[START]
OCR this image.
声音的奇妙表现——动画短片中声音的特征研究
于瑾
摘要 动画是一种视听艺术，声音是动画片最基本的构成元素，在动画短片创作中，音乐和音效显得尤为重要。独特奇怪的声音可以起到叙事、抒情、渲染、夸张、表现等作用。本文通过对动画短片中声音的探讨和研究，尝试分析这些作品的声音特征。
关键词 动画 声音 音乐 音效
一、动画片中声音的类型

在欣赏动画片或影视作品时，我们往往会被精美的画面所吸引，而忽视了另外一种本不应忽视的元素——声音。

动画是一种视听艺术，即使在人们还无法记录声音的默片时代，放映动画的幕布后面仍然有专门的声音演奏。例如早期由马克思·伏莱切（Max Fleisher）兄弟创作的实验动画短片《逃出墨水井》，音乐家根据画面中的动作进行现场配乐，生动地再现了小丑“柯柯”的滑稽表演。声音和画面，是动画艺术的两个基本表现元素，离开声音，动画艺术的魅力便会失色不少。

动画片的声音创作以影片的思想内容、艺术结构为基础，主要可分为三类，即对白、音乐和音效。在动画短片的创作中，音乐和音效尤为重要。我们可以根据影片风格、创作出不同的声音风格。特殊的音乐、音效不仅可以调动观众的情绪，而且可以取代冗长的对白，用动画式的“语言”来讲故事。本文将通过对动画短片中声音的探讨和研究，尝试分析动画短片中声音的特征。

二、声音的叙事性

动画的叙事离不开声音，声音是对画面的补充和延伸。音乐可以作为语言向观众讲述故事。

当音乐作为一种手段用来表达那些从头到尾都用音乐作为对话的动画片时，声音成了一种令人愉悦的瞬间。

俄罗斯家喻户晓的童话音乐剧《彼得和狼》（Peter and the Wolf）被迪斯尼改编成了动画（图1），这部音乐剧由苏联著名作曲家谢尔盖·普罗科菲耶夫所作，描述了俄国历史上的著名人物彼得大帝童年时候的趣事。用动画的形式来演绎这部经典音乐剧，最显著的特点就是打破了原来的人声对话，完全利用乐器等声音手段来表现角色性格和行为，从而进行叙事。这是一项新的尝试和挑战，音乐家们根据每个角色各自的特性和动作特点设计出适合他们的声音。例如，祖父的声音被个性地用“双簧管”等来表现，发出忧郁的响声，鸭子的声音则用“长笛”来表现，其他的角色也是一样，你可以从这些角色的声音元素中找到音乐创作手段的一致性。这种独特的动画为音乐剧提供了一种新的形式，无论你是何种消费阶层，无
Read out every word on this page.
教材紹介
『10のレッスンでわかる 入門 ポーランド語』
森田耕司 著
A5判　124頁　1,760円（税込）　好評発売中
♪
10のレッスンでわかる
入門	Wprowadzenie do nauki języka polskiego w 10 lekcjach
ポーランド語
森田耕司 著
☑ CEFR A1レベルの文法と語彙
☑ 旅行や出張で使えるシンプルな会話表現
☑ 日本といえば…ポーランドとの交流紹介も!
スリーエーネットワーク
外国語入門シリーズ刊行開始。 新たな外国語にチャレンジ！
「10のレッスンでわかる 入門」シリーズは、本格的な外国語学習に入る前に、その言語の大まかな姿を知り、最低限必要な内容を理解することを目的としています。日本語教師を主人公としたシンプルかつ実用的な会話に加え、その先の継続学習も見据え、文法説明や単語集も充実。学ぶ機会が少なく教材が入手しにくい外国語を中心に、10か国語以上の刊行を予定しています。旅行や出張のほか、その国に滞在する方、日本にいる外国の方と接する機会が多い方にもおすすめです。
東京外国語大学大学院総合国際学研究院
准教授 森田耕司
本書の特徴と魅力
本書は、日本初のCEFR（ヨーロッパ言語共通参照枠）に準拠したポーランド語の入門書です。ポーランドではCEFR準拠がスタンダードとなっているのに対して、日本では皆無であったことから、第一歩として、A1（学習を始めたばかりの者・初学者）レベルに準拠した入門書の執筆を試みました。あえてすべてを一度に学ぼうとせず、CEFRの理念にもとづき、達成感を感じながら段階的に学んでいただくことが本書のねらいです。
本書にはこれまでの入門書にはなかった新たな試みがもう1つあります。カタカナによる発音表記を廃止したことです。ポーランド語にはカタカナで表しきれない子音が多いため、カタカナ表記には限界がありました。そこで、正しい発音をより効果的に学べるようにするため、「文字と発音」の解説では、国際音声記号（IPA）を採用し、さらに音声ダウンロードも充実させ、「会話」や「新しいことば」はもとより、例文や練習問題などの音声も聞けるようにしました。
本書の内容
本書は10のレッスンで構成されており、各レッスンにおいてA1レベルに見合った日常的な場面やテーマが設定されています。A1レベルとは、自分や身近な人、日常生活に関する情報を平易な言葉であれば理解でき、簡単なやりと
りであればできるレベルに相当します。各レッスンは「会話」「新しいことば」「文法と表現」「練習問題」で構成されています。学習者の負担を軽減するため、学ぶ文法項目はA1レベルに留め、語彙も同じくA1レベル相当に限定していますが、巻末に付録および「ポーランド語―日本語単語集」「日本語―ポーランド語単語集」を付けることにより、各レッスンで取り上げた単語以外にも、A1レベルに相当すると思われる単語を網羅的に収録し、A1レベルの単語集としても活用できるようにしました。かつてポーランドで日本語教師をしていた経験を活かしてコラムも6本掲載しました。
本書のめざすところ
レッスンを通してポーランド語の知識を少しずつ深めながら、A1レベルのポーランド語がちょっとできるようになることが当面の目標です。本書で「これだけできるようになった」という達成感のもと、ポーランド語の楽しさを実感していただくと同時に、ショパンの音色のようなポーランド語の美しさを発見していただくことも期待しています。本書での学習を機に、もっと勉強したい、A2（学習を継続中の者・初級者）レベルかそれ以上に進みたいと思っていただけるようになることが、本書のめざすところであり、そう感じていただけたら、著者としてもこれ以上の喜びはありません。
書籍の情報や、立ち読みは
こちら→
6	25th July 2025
[END]
* _TASK TO CARRY OUT_:
Copy the material above, line for line.

* _RESPONSE TO THIS TASK_:
OCR this image.
声音的奇妙表现——动画短片中声音的特征研究
于瑾
摘要 动画是一种视听艺术，声音是动画片最基本的构成元素，在动画短片创作中，音乐和音效显得尤为重要。独特奇怪的声音可以起到叙事、抒情、渲染、夸张、表现等作用。本文通过对动画短片中声音的探讨和研究，尝试分析这些作品的声音特征。
关键词 动画 声音 音乐 音效
一、动画片中声音的类型

在欣赏动画片或影视作品时，我们往往会被精美的画面所吸引，而忽视了另外一种本不应忽视的元素——声音。

动画是一种视听艺术，即使在人们还无法记录声音的默片时代，放映动画的幕布后面仍然有专门的声音演奏。例如早期由马克思·伏莱切（Max Fleisher）兄弟创作的实验动画短片《逃出墨水井》，音乐家根据画面中的动作进行现场配乐，生动地再现了小丑“柯柯”的滑稽表演。声音和画面，是动画艺术的两个基本表现元素，离开声音，动画艺术的魅力便会失色不少。

动画片的声音创作以影片的思想内容、艺术结构为基础，主要可分为三类，即对白、音乐和音效。在动画短片的创作中，音乐和音效尤为重要。我们可以根据影片风格、创作出不同的声音风格。特殊的音乐、音效不仅可以调动观众的情绪，而且可以取代冗长的对白，用动画式的“语言”来讲故事。本文将通过对动画短片中声音的探讨和研究，尝试分析动画短片中声音的特征。

二、声音的叙事性

动画的叙事离不开声音，声音是对画面的补充和延伸。音乐可以作为语言向观众讲述故事。

当音乐作为一种手段用来表达那些从头到尾都用音乐作为对话的动画片时，声音成了一种令人愉悦的瞬间。

俄罗斯家喻户晓的童话音乐剧《彼得和狼》（Peter and the Wolf）被迪斯尼改编成了动画（图1），这部音乐剧由苏联著名作曲家谢尔盖·普罗科菲耶夫所作，描述了俄国历史上的著名人物彼得大帝童年时候的趣事。用动画的形式来演绎这部经典音乐剧，最显著的特点就是打破了原来的人声对话，完全利用乐器等声音手段来表现角色性格和行为，从而进行叙事。这是一项新的尝试和挑战，音乐家们根据每个角色各自的特性和动作特点设计出适合他们的声音。例如，祖父的声音被个性地用“双簧管”等来表现，发出忧郁的响声，鸭子的声音则用“长笛”来表现，其他的角色也是一样，你可以从这些角色的声音元素中找到音乐创作手段的一致性。这种独特的动画为音乐剧提供了一种新的形式，无论你是何种消费阶层，无
Read out every word on this page.
教材紹介
『10のレッスンでわかる 入門 ポーランド語』
森田耕司 著
A5判　124頁　1,760円（税込）　好評発売中
♪
10のレッスンでわかる
入門	Wprowadzenie do nauki języka polskiego w 10 lekcjach
ポーランド語
森田耕司 著
☑ CEFR A1レベルの文法と語彙
☑ 旅行や出張で使えるシンプルな会話表現
☑ 日本といえば…ポーランドとの交流紹介も!
スリーエーネットワーク
外国語入門シリーズ刊行開始。 新たな外国語にチャレンジ！
「10のレッスンでわかる 入門」シリーズは、本格的な外国語学習に入る前に、その言語の大まかな姿を知り、最低限必要な内容を理解することを目的としています。日本語教師を主人公としたシンプルかつ実用的な会話に加え、その先の継続学習も見据え、文法説明や単語集も充実。学ぶ機会が少なく教材が入手しにくい外国語を中心に、10か国語以上の刊行を予定しています。旅行や出張のほか、その国に滞在する方、日本にいる外国の方と接する機会が多い方にもおすすめです。
東京外国語大学大学院総合国際学研究院
准教授 森田耕司
本書の特徴と魅力
本書は、日本初のCEFR（ヨーロッパ言語共通参照枠）に準拠したポーランド語の入門書です。ポーランドではCEFR準拠がスタンダードとなっているのに対して、日本では皆無であったことから、第一歩として、A1（学習を始めたばかりの者・初学者）レベルに準拠した入門書の執筆を試みました。あえてすべてを一度に学ぼうとせず、CEFRの理念にもとづき、達成感を感じながら段階的に学んでいただくことが本書のねらいです。
本書にはこれまでの入門書にはなかった新たな試みがもう1つあります。カタカナによる発音表記を廃止したことです。ポーランド語にはカタカナで表しきれない子音が多いため、カタカナ表記には限界がありました。そこで、正しい発音をより効果的に学べるようにするため、「文字と発音」の解説では、国際音声記号（IPA）を採用し、さらに音声ダウンロードも充実させ、「会話」や「新しいことば」はもとより、例文や練習問題などの音声も聞けるようにしました。
本書の内容
本書は10のレッスンで構成されており、各レッスンにおいてA1レベルに見合った日常的な場面やテーマが設定されています。A1レベルとは、自分や身近な人、日常生活に関する情報を平易な言葉であれば理解でき、簡単なやりと
りであればできるレベルに相当します。各レッスンは「会話」「新しいことば」「文法と表現」「練習問題」で構成されています。学習者の負担を軽減するため、学ぶ文法項目はA1レベルに留め、語彙も同じくA1レベル相当に限定していますが、巻末に付録および「ポーランド語―日本語単語集」「日本語―ポーランド語単語集」を付けることにより、各レッスンで取り上げた単語以外にも、A1レベルに相当すると思われる単語を網羅的に収録し、A1レベルの単語集としても活用できるようにしました。かつてポーランドで日本語教師をしていた経験を活かしてコラムも6本掲載しました。
本書のめざすところ
レッスンを通してポーランド語の知識を少しずつ深めながら、A1レベルのポーランド語がちょっとできるようになることが当面の目標です。本書で「これだけできるようになった」という達成感のもと、ポーランド語の楽しさを実感していただくと同時に、ショパンの音色のようなポーランド語の美しさを発見していただくことも期待しています。本書での学習を機に、もっと勉強したい、A2（学習を継続中の者・初級者）レベルかそれ以上に進みたいと思っていただけるようになることが、本書のめざすところであり、そう感じていただけたら、著者としてもこれ以上の喜びはありません。
書籍の情報や、立ち読みは
こちら→
6	25th July 2025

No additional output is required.